*** Opening Records ***

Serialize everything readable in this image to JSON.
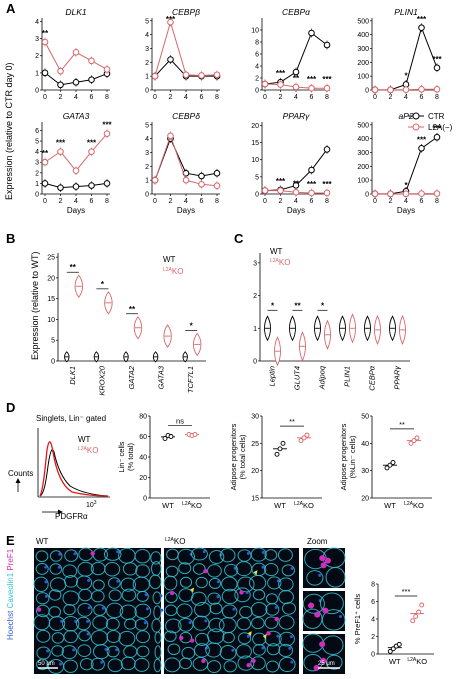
{
  "panel_letters": [
    "A",
    "B",
    "C",
    "D",
    "E"
  ],
  "colors": {
    "ctr": "#000000",
    "l2a": "#d9666a",
    "cyan": "#36c2d0",
    "magenta": "#d32bbf",
    "blue": "#2f5ad8",
    "yellow": "#e8e83a"
  },
  "panelA": {
    "ylabel": "Expression (relative to CTR day 0)",
    "xlabel": "Days",
    "legend": [
      "CTR",
      "L2A(−)"
    ],
    "x_ticks": [
      "0",
      "2",
      "4",
      "6",
      "8"
    ],
    "charts": [
      {
        "title": "DLK1",
        "yticks": [
          "0",
          "1",
          "2",
          "3",
          "4"
        ],
        "ylim": [
          0,
          4.2
        ],
        "x": [
          0,
          2,
          4,
          6,
          8
        ],
        "ctr": [
          1,
          0.3,
          0.45,
          0.6,
          0.95
        ],
        "l2a": [
          2.8,
          1.1,
          2.2,
          1.7,
          1.2
        ],
        "sig": [
          "**",
          "",
          "",
          "",
          ""
        ]
      },
      {
        "title": "CEBPβ",
        "yticks": [
          "0",
          "1",
          "2",
          "3",
          "4",
          "5"
        ],
        "ylim": [
          0,
          5.2
        ],
        "x": [
          0,
          2,
          4,
          6,
          8
        ],
        "ctr": [
          1,
          2.2,
          1,
          1,
          1
        ],
        "l2a": [
          1,
          4.9,
          1.1,
          1.05,
          1.1
        ],
        "sig": [
          "",
          "***",
          "",
          "",
          ""
        ]
      },
      {
        "title": "CEBPα",
        "yticks": [
          "0",
          "2",
          "4",
          "6",
          "8",
          "10"
        ],
        "ylim": [
          0,
          12
        ],
        "x": [
          0,
          2,
          4,
          6,
          8
        ],
        "ctr": [
          1,
          1.3,
          3,
          9.5,
          7.5
        ],
        "l2a": [
          1,
          0.9,
          0.5,
          0.3,
          0.3
        ],
        "sig": [
          "",
          "***",
          "**",
          "***",
          "***"
        ]
      },
      {
        "title": "PLIN1",
        "yticks": [
          "0",
          "100",
          "200",
          "300",
          "400",
          "500"
        ],
        "ylim": [
          0,
          520
        ],
        "x": [
          0,
          2,
          4,
          6,
          8
        ],
        "ctr": [
          1,
          1,
          40,
          450,
          160
        ],
        "l2a": [
          1,
          1,
          2,
          5,
          5
        ],
        "sig": [
          "",
          "",
          "*",
          "***",
          "***"
        ]
      },
      {
        "title": "GATA3",
        "yticks": [
          "0",
          "1",
          "2",
          "3",
          "4",
          "5",
          "6"
        ],
        "ylim": [
          0,
          6.8
        ],
        "x": [
          0,
          2,
          4,
          6,
          8
        ],
        "ctr": [
          1,
          0.6,
          0.7,
          0.8,
          1.0
        ],
        "l2a": [
          3.0,
          4.0,
          2.2,
          4.0,
          5.7
        ],
        "sig": [
          "**",
          "***",
          "",
          "***",
          "***"
        ]
      },
      {
        "title": "CEBPδ",
        "yticks": [
          "0",
          "1",
          "2",
          "3",
          "4",
          "5"
        ],
        "ylim": [
          0,
          5.2
        ],
        "x": [
          0,
          2,
          4,
          6,
          8
        ],
        "ctr": [
          1,
          4,
          1.5,
          1.3,
          1.5
        ],
        "l2a": [
          1,
          4.2,
          1.0,
          0.7,
          0.6
        ],
        "sig": [
          "",
          "",
          "",
          "",
          ""
        ]
      },
      {
        "title": "PPARγ",
        "yticks": [
          "0",
          "5",
          "10",
          "15",
          "20"
        ],
        "ylim": [
          0,
          21
        ],
        "x": [
          0,
          2,
          4,
          6,
          8
        ],
        "ctr": [
          1,
          1.2,
          2.5,
          7,
          13
        ],
        "l2a": [
          1,
          1,
          0.5,
          0.3,
          0.3
        ],
        "sig": [
          "",
          "***",
          "**",
          "***",
          "***"
        ]
      },
      {
        "title": "aP2",
        "yticks": [
          "0",
          "100",
          "200",
          "300",
          "400",
          "500"
        ],
        "ylim": [
          0,
          520
        ],
        "x": [
          0,
          2,
          4,
          6,
          8
        ],
        "ctr": [
          1,
          1,
          20,
          330,
          410
        ],
        "l2a": [
          1,
          1,
          1,
          3,
          3
        ],
        "sig": [
          "",
          "",
          "*",
          "***",
          "***"
        ]
      }
    ]
  },
  "panelB": {
    "ylabel": "Expression (relative to WT)",
    "yticks": [
      "0",
      "5",
      "10",
      "15",
      "20",
      "25"
    ],
    "ylim": [
      0,
      26
    ],
    "legend_wt": "WT",
    "legend_ko": "KO",
    "legend_ko_sup": "L2A",
    "genes": [
      "DLK1",
      "KROX20",
      "GATA2",
      "GATA3",
      "TCF7L1"
    ],
    "wt": [
      1,
      1,
      1,
      1,
      1
    ],
    "ko": [
      18,
      14,
      8,
      6,
      4
    ],
    "sig": [
      "**",
      "*",
      "**",
      "",
      "*"
    ]
  },
  "panelC": {
    "yticks": [
      "0",
      "1",
      "2",
      "3"
    ],
    "ylim": [
      0,
      3.3
    ],
    "legend_wt": "WT",
    "legend_ko": "KO",
    "legend_ko_sup": "L2A",
    "genes": [
      "Leptin",
      "GLUT4",
      "Adipoq",
      "PLIN1",
      "CEBPα",
      "PPARγ"
    ],
    "wt": [
      1,
      1,
      1,
      1,
      1,
      1
    ],
    "ko": [
      0.3,
      0.45,
      0.8,
      1.0,
      0.95,
      0.95
    ],
    "sig": [
      "*",
      "**",
      "*",
      "",
      "",
      ""
    ]
  },
  "panelD": {
    "title": "Singlets, Lin⁻ gated",
    "flow_ylabel": "Counts",
    "flow_xlabel": "PDGFRα",
    "flow_xtick": "10",
    "flow_xtick_sup": "3",
    "legend_wt": "WT",
    "legend_ko": "KO",
    "legend_ko_sup": "L2A",
    "charts": [
      {
        "ylabel": "Lin⁻ cells (% total)",
        "yticks": [
          "0",
          "20",
          "40",
          "60",
          "80"
        ],
        "ylim": [
          0,
          80
        ],
        "wt": [
          58,
          61,
          60
        ],
        "ko": [
          62,
          61,
          62
        ],
        "sig": "ns"
      },
      {
        "ylabel": "Adipose progenitors (% total cells)",
        "yticks": [
          "15",
          "20",
          "25",
          "30"
        ],
        "ylim": [
          15,
          30
        ],
        "wt": [
          23,
          24,
          25
        ],
        "ko": [
          25.5,
          26,
          26.5
        ],
        "sig": "**"
      },
      {
        "ylabel": "Adipose progenitors (%Lin⁻ cells)",
        "yticks": [
          "20",
          "30",
          "40",
          "50"
        ],
        "ylim": [
          20,
          50
        ],
        "wt": [
          31,
          32,
          33
        ],
        "ko": [
          40,
          41,
          42
        ],
        "sig": "**"
      }
    ],
    "x_labels": [
      "WT",
      "KO"
    ],
    "ko_sup": "L2A"
  },
  "panelE": {
    "side_label": [
      "Hoechst",
      "Caveolin1",
      "PreF1"
    ],
    "wt_label": "WT",
    "ko_label": "KO",
    "ko_sup": "L2A",
    "zoom_label": "Zoom",
    "scale1": "50 μm",
    "scale2": "25 μm",
    "chart": {
      "ylabel": "% PreF1⁺ cells",
      "yticks": [
        "0",
        "2",
        "4",
        "6",
        "8"
      ],
      "ylim": [
        0,
        8
      ],
      "wt": [
        0.3,
        0.6,
        0.9,
        1.1
      ],
      "ko": [
        3.8,
        4.3,
        4.8,
        5.6
      ],
      "sig": "***",
      "x_labels": [
        "WT",
        "KO"
      ]
    }
  }
}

*** Closing Records ***

What is needed
For this exercise, transcribe the data above line by line, exactly, with pictures omitted.

Output of the task
Serialize everything readable in this image to JSON.
{
  "panel_letters": [
    "A",
    "B",
    "C",
    "D",
    "E"
  ],
  "colors": {
    "ctr": "#000000",
    "l2a": "#d9666a",
    "cyan": "#36c2d0",
    "magenta": "#d32bbf",
    "blue": "#2f5ad8",
    "yellow": "#e8e83a"
  },
  "panelA": {
    "ylabel": "Expression (relative to CTR day 0)",
    "xlabel": "Days",
    "legend": [
      "CTR",
      "L2A(−)"
    ],
    "x_ticks": [
      "0",
      "2",
      "4",
      "6",
      "8"
    ],
    "charts": [
      {
        "title": "DLK1",
        "yticks": [
          "0",
          "1",
          "2",
          "3",
          "4"
        ],
        "ylim": [
          0,
          4.2
        ],
        "x": [
          0,
          2,
          4,
          6,
          8
        ],
        "ctr": [
          1,
          0.3,
          0.45,
          0.6,
          0.95
        ],
        "l2a": [
          2.8,
          1.1,
          2.2,
          1.7,
          1.2
        ],
        "sig": [
          "**",
          "",
          "",
          "",
          ""
        ]
      },
      {
        "title": "CEBPβ",
        "yticks": [
          "0",
          "1",
          "2",
          "3",
          "4",
          "5"
        ],
        "ylim": [
          0,
          5.2
        ],
        "x": [
          0,
          2,
          4,
          6,
          8
        ],
        "ctr": [
          1,
          2.2,
          1,
          1,
          1
        ],
        "l2a": [
          1,
          4.9,
          1.1,
          1.05,
          1.1
        ],
        "sig": [
          "",
          "***",
          "",
          "",
          ""
        ]
      },
      {
        "title": "CEBPα",
        "yticks": [
          "0",
          "2",
          "4",
          "6",
          "8",
          "10"
        ],
        "ylim": [
          0,
          12
        ],
        "x": [
          0,
          2,
          4,
          6,
          8
        ],
        "ctr": [
          1,
          1.3,
          3,
          9.5,
          7.5
        ],
        "l2a": [
          1,
          0.9,
          0.5,
          0.3,
          0.3
        ],
        "sig": [
          "",
          "***",
          "**",
          "***",
          "***"
        ]
      },
      {
        "title": "PLIN1",
        "yticks": [
          "0",
          "100",
          "200",
          "300",
          "400",
          "500"
        ],
        "ylim": [
          0,
          520
        ],
        "x": [
          0,
          2,
          4,
          6,
          8
        ],
        "ctr": [
          1,
          1,
          40,
          450,
          160
        ],
        "l2a": [
          1,
          1,
          2,
          5,
          5
        ],
        "sig": [
          "",
          "",
          "*",
          "***",
          "***"
        ]
      },
      {
        "title": "GATA3",
        "yticks": [
          "0",
          "1",
          "2",
          "3",
          "4",
          "5",
          "6"
        ],
        "ylim": [
          0,
          6.8
        ],
        "x": [
          0,
          2,
          4,
          6,
          8
        ],
        "ctr": [
          1,
          0.6,
          0.7,
          0.8,
          1.0
        ],
        "l2a": [
          3.0,
          4.0,
          2.2,
          4.0,
          5.7
        ],
        "sig": [
          "**",
          "***",
          "",
          "***",
          "***"
        ]
      },
      {
        "title": "CEBPδ",
        "yticks": [
          "0",
          "1",
          "2",
          "3",
          "4",
          "5"
        ],
        "ylim": [
          0,
          5.2
        ],
        "x": [
          0,
          2,
          4,
          6,
          8
        ],
        "ctr": [
          1,
          4,
          1.5,
          1.3,
          1.5
        ],
        "l2a": [
          1,
          4.2,
          1.0,
          0.7,
          0.6
        ],
        "sig": [
          "",
          "",
          "",
          "",
          ""
        ]
      },
      {
        "title": "PPARγ",
        "yticks": [
          "0",
          "5",
          "10",
          "15",
          "20"
        ],
        "ylim": [
          0,
          21
        ],
        "x": [
          0,
          2,
          4,
          6,
          8
        ],
        "ctr": [
          1,
          1.2,
          2.5,
          7,
          13
        ],
        "l2a": [
          1,
          1,
          0.5,
          0.3,
          0.3
        ],
        "sig": [
          "",
          "***",
          "**",
          "***",
          "***"
        ]
      },
      {
        "title": "aP2",
        "yticks": [
          "0",
          "100",
          "200",
          "300",
          "400",
          "500"
        ],
        "ylim": [
          0,
          520
        ],
        "x": [
          0,
          2,
          4,
          6,
          8
        ],
        "ctr": [
          1,
          1,
          20,
          330,
          410
        ],
        "l2a": [
          1,
          1,
          1,
          3,
          3
        ],
        "sig": [
          "",
          "",
          "*",
          "***",
          "***"
        ]
      }
    ]
  },
  "panelB": {
    "ylabel": "Expression (relative to WT)",
    "yticks": [
      "0",
      "5",
      "10",
      "15",
      "20",
      "25"
    ],
    "ylim": [
      0,
      26
    ],
    "legend_wt": "WT",
    "legend_ko": "KO",
    "legend_ko_sup": "L2A",
    "genes": [
      "DLK1",
      "KROX20",
      "GATA2",
      "GATA3",
      "TCF7L1"
    ],
    "wt": [
      1,
      1,
      1,
      1,
      1
    ],
    "ko": [
      18,
      14,
      8,
      6,
      4
    ],
    "sig": [
      "**",
      "*",
      "**",
      "",
      "*"
    ]
  },
  "panelC": {
    "yticks": [
      "0",
      "1",
      "2",
      "3"
    ],
    "ylim": [
      0,
      3.3
    ],
    "legend_wt": "WT",
    "legend_ko": "KO",
    "legend_ko_sup": "L2A",
    "genes": [
      "Leptin",
      "GLUT4",
      "Adipoq",
      "PLIN1",
      "CEBPα",
      "PPARγ"
    ],
    "wt": [
      1,
      1,
      1,
      1,
      1,
      1
    ],
    "ko": [
      0.3,
      0.45,
      0.8,
      1.0,
      0.95,
      0.95
    ],
    "sig": [
      "*",
      "**",
      "*",
      "",
      "",
      ""
    ]
  },
  "panelD": {
    "title": "Singlets, Lin⁻ gated",
    "flow_ylabel": "Counts",
    "flow_xlabel": "PDGFRα",
    "flow_xtick": "10",
    "flow_xtick_sup": "3",
    "legend_wt": "WT",
    "legend_ko": "KO",
    "legend_ko_sup": "L2A",
    "charts": [
      {
        "ylabel": "Lin⁻ cells (% total)",
        "yticks": [
          "0",
          "20",
          "40",
          "60",
          "80"
        ],
        "ylim": [
          0,
          80
        ],
        "wt": [
          58,
          61,
          60
        ],
        "ko": [
          62,
          61,
          62
        ],
        "sig": "ns"
      },
      {
        "ylabel": "Adipose progenitors (% total cells)",
        "yticks": [
          "15",
          "20",
          "25",
          "30"
        ],
        "ylim": [
          15,
          30
        ],
        "wt": [
          23,
          24,
          25
        ],
        "ko": [
          25.5,
          26,
          26.5
        ],
        "sig": "**"
      },
      {
        "ylabel": "Adipose progenitors (%Lin⁻ cells)",
        "yticks": [
          "20",
          "30",
          "40",
          "50"
        ],
        "ylim": [
          20,
          50
        ],
        "wt": [
          31,
          32,
          33
        ],
        "ko": [
          40,
          41,
          42
        ],
        "sig": "**"
      }
    ],
    "x_labels": [
      "WT",
      "KO"
    ],
    "ko_sup": "L2A"
  },
  "panelE": {
    "side_label": [
      "Hoechst",
      "Caveolin1",
      "PreF1"
    ],
    "wt_label": "WT",
    "ko_label": "KO",
    "ko_sup": "L2A",
    "zoom_label": "Zoom",
    "scale1": "50 μm",
    "scale2": "25 μm",
    "chart": {
      "ylabel": "% PreF1⁺ cells",
      "yticks": [
        "0",
        "2",
        "4",
        "6",
        "8"
      ],
      "ylim": [
        0,
        8
      ],
      "wt": [
        0.3,
        0.6,
        0.9,
        1.1
      ],
      "ko": [
        3.8,
        4.3,
        4.8,
        5.6
      ],
      "sig": "***",
      "x_labels": [
        "WT",
        "KO"
      ]
    }
  }
}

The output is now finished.